### Exercise objective
Filter the entries below, keeping only lines with the word "отопительный".

[Data entries]
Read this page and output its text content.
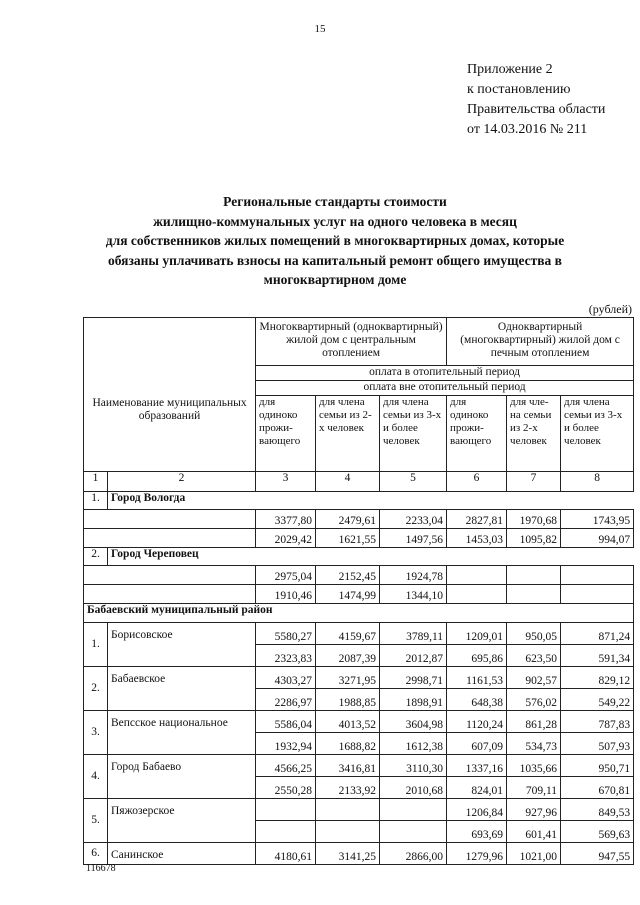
15
Приложение 2
к постановлению
Правительства области
от 14.03.2016 № 211
Региональные стандарты стоимости
жилищно-коммунальных услуг на одного человека в месяц
для собственников жилых помещений в многоквартирных домах, которые
обязаны уплачивать взносы на капитальный ремонт общего имущества в
многоквартирном доме
(рублей)
Наименование муниципальных образований		Многоквартирный (одноквартирный) жилой дом с центральным отоплением			Одноквартирный (многоквартирный) жилой дом с печным отоплением		
		оплата в отопительный период					
		оплата вне отопительный период					
		для одиноко прожи-вающего	для члена семьи из 2-х человек	для члена семьи из 3-х и более человек	для одиноко прожи-вающего	для чле-на семьи из 2-х человек	для члена семьи из 3-х и более человек
1	2	3	4	5	6	7	8
1.	Город Вологда						
		3377,80	2479,61	2233,04	2827,81	1970,68	1743,95
		2029,42	1621,55	1497,56	1453,03	1095,82	994,07
2.	Город Череповец						
		2975,04	2152,45	1924,78			
		1910,46	1474,99	1344,10			
Бабаевский муниципальный район							
1.	Борисовское	5580,27	4159,67	3789,11	1209,01	950,05	871,24
		2323,83	2087,39	2012,87	695,86	623,50	591,34
2.	Бабаевское	4303,27	3271,95	2998,71	1161,53	902,57	829,12
		2286,97	1988,85	1898,91	648,38	576,02	549,22
3.	Вепсское национальное	5586,04	4013,52	3604,98	1120,24	861,28	787,83
		1932,94	1688,82	1612,38	607,09	534,73	507,93
4.	Город Бабаево	4566,25	3416,81	3110,30	1337,16	1035,66	950,71
		2550,28	2133,92	2010,68	824,01	709,11	670,81
5.	Пяжозерское				1206,84	927,96	849,53
					693,69	601,41	569,63
6.	Санинское	4180,61	3141,25	2866,00	1279,96	1021,00	947,55
116678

### Solved problem
		оплата в отопительный период					
		оплата вне отопительный период					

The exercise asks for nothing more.